Dataset entries
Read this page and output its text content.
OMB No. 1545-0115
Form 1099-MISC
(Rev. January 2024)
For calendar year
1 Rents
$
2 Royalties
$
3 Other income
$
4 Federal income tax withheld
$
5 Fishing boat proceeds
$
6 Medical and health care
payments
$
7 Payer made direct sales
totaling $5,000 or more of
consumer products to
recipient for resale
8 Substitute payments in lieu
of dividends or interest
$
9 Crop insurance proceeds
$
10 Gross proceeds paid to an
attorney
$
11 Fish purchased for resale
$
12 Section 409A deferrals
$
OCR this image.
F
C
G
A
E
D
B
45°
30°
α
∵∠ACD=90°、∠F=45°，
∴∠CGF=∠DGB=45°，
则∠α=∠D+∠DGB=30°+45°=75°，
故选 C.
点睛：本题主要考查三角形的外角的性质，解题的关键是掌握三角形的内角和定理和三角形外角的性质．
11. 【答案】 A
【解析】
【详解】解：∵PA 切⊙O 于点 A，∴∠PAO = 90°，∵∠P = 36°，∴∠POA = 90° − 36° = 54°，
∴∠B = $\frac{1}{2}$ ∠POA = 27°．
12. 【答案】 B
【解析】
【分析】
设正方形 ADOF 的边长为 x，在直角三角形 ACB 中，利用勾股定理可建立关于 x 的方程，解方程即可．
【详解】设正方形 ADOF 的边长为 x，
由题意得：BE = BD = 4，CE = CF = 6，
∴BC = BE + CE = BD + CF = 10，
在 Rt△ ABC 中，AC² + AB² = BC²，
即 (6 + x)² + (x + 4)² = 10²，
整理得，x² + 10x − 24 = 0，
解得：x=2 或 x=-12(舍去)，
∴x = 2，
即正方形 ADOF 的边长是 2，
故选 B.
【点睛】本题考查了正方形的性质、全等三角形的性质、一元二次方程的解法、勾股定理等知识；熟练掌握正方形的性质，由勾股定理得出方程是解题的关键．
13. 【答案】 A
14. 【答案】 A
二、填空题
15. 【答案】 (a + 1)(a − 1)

■ Aim:
Return each entry from above without altering a single character.

■ Exercise solution:
Read this page and output its text content.
OMB No. 1545-0115
Form 1099-MISC
(Rev. January 2024)
For calendar year
1 Rents
$
2 Royalties
$
3 Other income
$
4 Federal income tax withheld
$
5 Fishing boat proceeds
$
6 Medical and health care
payments
$
7 Payer made direct sales
totaling $5,000 or more of
consumer products to
recipient for resale
8 Substitute payments in lieu
of dividends or interest
$
9 Crop insurance proceeds
$
10 Gross proceeds paid to an
attorney
$
11 Fish purchased for resale
$
12 Section 409A deferrals
$
OCR this image.
F
C
G
A
E
D
B
45°
30°
α
∵∠ACD=90°、∠F=45°，
∴∠CGF=∠DGB=45°，
则∠α=∠D+∠DGB=30°+45°=75°，
故选 C.
点睛：本题主要考查三角形的外角的性质，解题的关键是掌握三角形的内角和定理和三角形外角的性质．
11. 【答案】 A
【解析】
【详解】解：∵PA 切⊙O 于点 A，∴∠PAO = 90°，∵∠P = 36°，∴∠POA = 90° − 36° = 54°，
∴∠B = $\frac{1}{2}$ ∠POA = 27°．
12. 【答案】 B
【解析】
【分析】
设正方形 ADOF 的边长为 x，在直角三角形 ACB 中，利用勾股定理可建立关于 x 的方程，解方程即可．
【详解】设正方形 ADOF 的边长为 x，
由题意得：BE = BD = 4，CE = CF = 6，
∴BC = BE + CE = BD + CF = 10，
在 Rt△ ABC 中，AC² + AB² = BC²，
即 (6 + x)² + (x + 4)² = 10²，
整理得，x² + 10x − 24 = 0，
解得：x=2 或 x=-12(舍去)，
∴x = 2，
即正方形 ADOF 的边长是 2，
故选 B.
【点睛】本题考查了正方形的性质、全等三角形的性质、一元二次方程的解法、勾股定理等知识；熟练掌握正方形的性质，由勾股定理得出方程是解题的关键．
13. 【答案】 A
14. 【答案】 A
二、填空题
15. 【答案】 (a + 1)(a − 1)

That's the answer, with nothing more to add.